* Task statement
Copy out every one of the records below line for line, leaving out the pictures.
##### Entries shown
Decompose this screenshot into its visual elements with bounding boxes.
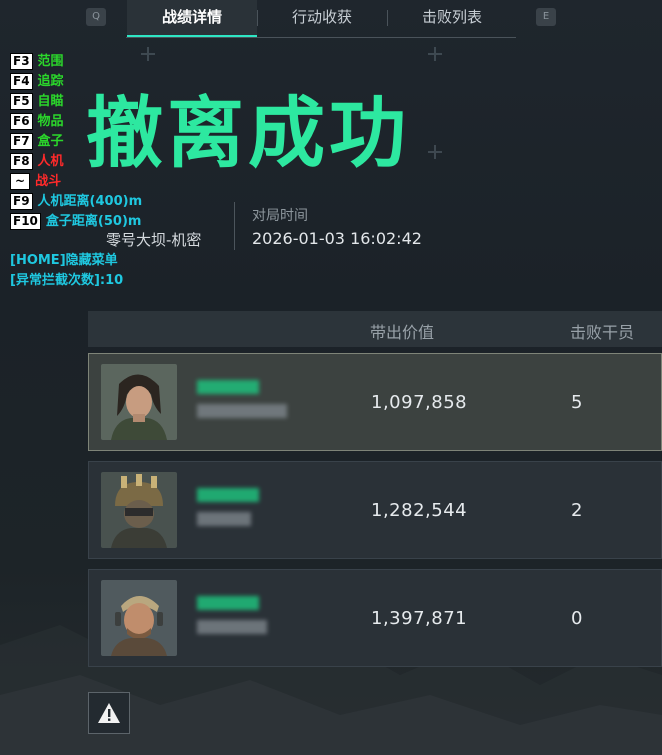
- table-row[interactable]: 1,397,871 0: [88, 569, 662, 667]
- report-button[interactable]: [88, 692, 130, 734]
- overlay-label: 盒子距离(50)m: [45, 214, 142, 229]
- overlay-label: 物品: [37, 114, 64, 129]
- overlay-key: F3: [10, 53, 33, 70]
- e-key-hint: E: [536, 8, 556, 26]
- overlay-item: ~ 战斗: [10, 170, 62, 190]
- kill-count: 0: [571, 608, 583, 629]
- overlay-item: F9 人机距离(400)m: [10, 190, 143, 210]
- column-header-value: 带出价值: [370, 323, 435, 342]
- overlay-label: 自瞄: [37, 94, 64, 109]
- crosshair-decoration: [428, 145, 442, 159]
- crosshair-decoration: [428, 47, 442, 61]
- kill-count: 5: [571, 392, 583, 413]
- overlay-key: F6: [10, 113, 33, 130]
- extract-value: 1,397,871: [371, 608, 468, 629]
- info-divider: [234, 202, 235, 250]
- tab-action-gains[interactable]: 行动收获: [257, 0, 387, 36]
- overlay-intercept-text: [异常拦截次数]:10: [10, 273, 124, 288]
- overlay-menu-hint: [HOME]隐藏菜单: [10, 249, 118, 268]
- extraction-success-title: 撤离成功: [86, 90, 410, 179]
- overlay-label: 追踪: [37, 74, 64, 89]
- overlay-key: F10: [10, 213, 41, 230]
- avatar: [101, 364, 177, 440]
- overlay-item: F10 盒子距离(50)m: [10, 210, 142, 230]
- overlay-label: 范围: [37, 54, 64, 69]
- match-time-value: 2026-01-03 16:02:42: [252, 229, 422, 248]
- player-name-redacted: [197, 596, 259, 610]
- crosshair-decoration: [141, 47, 155, 61]
- tab-kill-list[interactable]: 击败列表: [387, 0, 517, 36]
- player-tag-redacted: [197, 620, 267, 634]
- table-header: 带出价值 击败干员: [88, 311, 662, 347]
- overlay-item: F6 物品: [10, 110, 64, 130]
- player-name-redacted: [197, 380, 259, 394]
- overlay-label: 人机: [37, 154, 64, 169]
- map-name: 零号大坝-机密: [106, 231, 202, 249]
- overlay-item: F3 范围: [10, 50, 64, 70]
- overlay-hint-text: [HOME]隐藏菜单: [10, 253, 118, 268]
- player-tag-redacted: [197, 404, 287, 418]
- table-row[interactable]: 1,282,544 2: [88, 461, 662, 559]
- overlay-key: F7: [10, 133, 33, 150]
- kill-count: 2: [571, 500, 583, 521]
- player-name-redacted: [197, 488, 259, 502]
- overlay-item: F8 人机: [10, 150, 64, 170]
- overlay-key: F4: [10, 73, 33, 90]
- overlay-key: F8: [10, 153, 33, 170]
- avatar: [101, 580, 177, 656]
- avatar: [101, 472, 177, 548]
- table-row[interactable]: 1,097,858 5: [88, 353, 662, 451]
- tabs-underline: [126, 37, 516, 38]
- overlay-key: F9: [10, 193, 33, 210]
- overlay-label: 战斗: [35, 174, 62, 189]
- match-time-label: 对局时间: [252, 208, 308, 224]
- warning-triangle-icon: [98, 703, 120, 723]
- tab-record-details[interactable]: 战绩详情: [127, 0, 257, 38]
- overlay-label: 盒子: [37, 134, 64, 149]
- overlay-item: F7 盒子: [10, 130, 64, 150]
- overlay-item: F4 追踪: [10, 70, 64, 90]
- overlay-label: 人机距离(400)m: [37, 194, 143, 209]
- extract-value: 1,282,544: [371, 500, 468, 521]
- extract-value: 1,097,858: [371, 392, 468, 413]
- overlay-item: F5 自瞄: [10, 90, 64, 110]
- overlay-intercept-count: [异常拦截次数]:10: [10, 269, 124, 288]
- overlay-key: ~: [10, 173, 31, 190]
- q-key-hint: Q: [86, 8, 106, 26]
- column-header-kills: 击败干员: [570, 323, 635, 342]
- result-tabs: Q 战绩详情 行动收获 击败列表 E: [84, 0, 556, 38]
- overlay-key: F5: [10, 93, 33, 110]
- player-tag-redacted: [197, 512, 251, 526]
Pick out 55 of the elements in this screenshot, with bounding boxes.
##########
* Exercise response
Decompose this screenshot into its visual elements with bounding boxes.
- table-row[interactable]: 1,397,871 0: [88, 569, 662, 667]
- report-button[interactable]: [88, 692, 130, 734]
- overlay-label: 盒子距离(50)m: [45, 214, 142, 229]
- overlay-label: 物品: [37, 114, 64, 129]
- overlay-key: F3: [10, 53, 33, 70]
- e-key-hint: E: [536, 8, 556, 26]
- overlay-item: ~ 战斗: [10, 170, 62, 190]
- kill-count: 0: [571, 608, 583, 629]
- overlay-item: F9 人机距离(400)m: [10, 190, 143, 210]
- column-header-value: 带出价值: [370, 323, 435, 342]
- overlay-label: 自瞄: [37, 94, 64, 109]
- crosshair-decoration: [428, 145, 442, 159]
- crosshair-decoration: [428, 47, 442, 61]
- kill-count: 5: [571, 392, 583, 413]
- overlay-key: F6: [10, 113, 33, 130]
- extract-value: 1,397,871: [371, 608, 468, 629]
- info-divider: [234, 202, 235, 250]
- tab-action-gains[interactable]: 行动收获: [257, 0, 387, 36]
- overlay-intercept-text: [异常拦截次数]:10: [10, 273, 124, 288]
- overlay-menu-hint: [HOME]隐藏菜单: [10, 249, 118, 268]
- extraction-success-title: 撤离成功: [86, 90, 410, 179]
- overlay-label: 追踪: [37, 74, 64, 89]
- overlay-key: F10: [10, 213, 41, 230]
- avatar: [101, 364, 177, 440]
- overlay-item: F10 盒子距离(50)m: [10, 210, 142, 230]
- overlay-label: 范围: [37, 54, 64, 69]
- match-time-value: 2026-01-03 16:02:42: [252, 229, 422, 248]
- player-name-redacted: [197, 596, 259, 610]
- crosshair-decoration: [141, 47, 155, 61]
- tab-kill-list[interactable]: 击败列表: [387, 0, 517, 36]
- player-tag-redacted: [197, 620, 267, 634]
- table-header: 带出价值 击败干员: [88, 311, 662, 347]
- overlay-item: F6 物品: [10, 110, 64, 130]
- player-name-redacted: [197, 380, 259, 394]
- overlay-label: 人机: [37, 154, 64, 169]
- map-name: 零号大坝-机密: [106, 231, 202, 249]
- overlay-item: F3 范围: [10, 50, 64, 70]
- overlay-hint-text: [HOME]隐藏菜单: [10, 253, 118, 268]
- player-tag-redacted: [197, 404, 287, 418]
- table-row[interactable]: 1,282,544 2: [88, 461, 662, 559]
- overlay-key: F7: [10, 133, 33, 150]
- kill-count: 2: [571, 500, 583, 521]
- player-name-redacted: [197, 488, 259, 502]
- overlay-item: F8 人机: [10, 150, 64, 170]
- overlay-key: F4: [10, 73, 33, 90]
- overlay-key: F8: [10, 153, 33, 170]
- avatar: [101, 580, 177, 656]
- avatar: [101, 472, 177, 548]
- table-row[interactable]: 1,097,858 5: [88, 353, 662, 451]
- tabs-underline: [126, 37, 516, 38]
- overlay-key: F9: [10, 193, 33, 210]
- overlay-label: 战斗: [35, 174, 62, 189]
- match-time-label: 对局时间: [252, 208, 308, 224]
- warning-triangle-icon: [98, 703, 120, 723]
- tab-record-details[interactable]: 战绩详情: [127, 0, 257, 38]
- overlay-label: 盒子: [37, 134, 64, 149]
- overlay-item: F7 盒子: [10, 130, 64, 150]
- overlay-item: F4 追踪: [10, 70, 64, 90]
- overlay-label: 人机距离(400)m: [37, 194, 143, 209]
- extract-value: 1,282,544: [371, 500, 468, 521]
- extract-value: 1,097,858: [371, 392, 468, 413]
- overlay-item: F5 自瞄: [10, 90, 64, 110]
- overlay-intercept-count: [异常拦截次数]:10: [10, 269, 124, 288]
- overlay-key: ~: [10, 173, 31, 190]
- q-key-hint: Q: [86, 8, 106, 26]
- column-header-kills: 击败干员: [570, 323, 635, 342]
- result-tabs: Q 战绩详情 行动收获 击败列表 E: [84, 0, 556, 38]
- overlay-key: F5: [10, 93, 33, 110]
- player-tag-redacted: [197, 512, 251, 526]
Pick out 55 of the elements in this screenshot, with bounding boxes.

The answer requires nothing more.